#### THE PROBLEM
Give back the whole listing exactly as shown.

[Start EXERCISE INPUT]

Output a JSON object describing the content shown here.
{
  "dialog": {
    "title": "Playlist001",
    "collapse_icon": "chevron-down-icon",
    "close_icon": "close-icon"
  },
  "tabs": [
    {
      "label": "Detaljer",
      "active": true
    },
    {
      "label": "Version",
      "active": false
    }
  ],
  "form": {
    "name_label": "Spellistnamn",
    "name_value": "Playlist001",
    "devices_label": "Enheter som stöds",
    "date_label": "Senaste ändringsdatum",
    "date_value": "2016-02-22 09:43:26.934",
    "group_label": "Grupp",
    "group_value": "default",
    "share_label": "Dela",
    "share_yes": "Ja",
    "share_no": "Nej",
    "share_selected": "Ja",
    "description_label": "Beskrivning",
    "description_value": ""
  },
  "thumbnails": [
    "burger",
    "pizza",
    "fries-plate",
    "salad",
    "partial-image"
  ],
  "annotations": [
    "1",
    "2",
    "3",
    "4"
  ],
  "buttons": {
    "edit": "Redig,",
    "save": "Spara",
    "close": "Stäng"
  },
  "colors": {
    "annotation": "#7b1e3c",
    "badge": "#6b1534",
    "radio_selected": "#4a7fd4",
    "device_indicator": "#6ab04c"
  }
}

[End EXERCISE INPUT]

#### ANSWER TO THE TASK
Output a JSON object describing the content shown here.
{
  "dialog": {
    "title": "Playlist001",
    "collapse_icon": "chevron-down-icon",
    "close_icon": "close-icon"
  },
  "tabs": [
    {
      "label": "Detaljer",
      "active": true
    },
    {
      "label": "Version",
      "active": false
    }
  ],
  "form": {
    "name_label": "Spellistnamn",
    "name_value": "Playlist001",
    "devices_label": "Enheter som stöds",
    "date_label": "Senaste ändringsdatum",
    "date_value": "2016-02-22 09:43:26.934",
    "group_label": "Grupp",
    "group_value": "default",
    "share_label": "Dela",
    "share_yes": "Ja",
    "share_no": "Nej",
    "share_selected": "Ja",
    "description_label": "Beskrivning",
    "description_value": ""
  },
  "thumbnails": [
    "burger",
    "pizza",
    "fries-plate",
    "salad",
    "partial-image"
  ],
  "annotations": [
    "1",
    "2",
    "3",
    "4"
  ],
  "buttons": {
    "edit": "Redig,",
    "save": "Spara",
    "close": "Stäng"
  },
  "colors": {
    "annotation": "#7b1e3c",
    "badge": "#6b1534",
    "radio_selected": "#4a7fd4",
    "device_indicator": "#6ab04c"
  }
}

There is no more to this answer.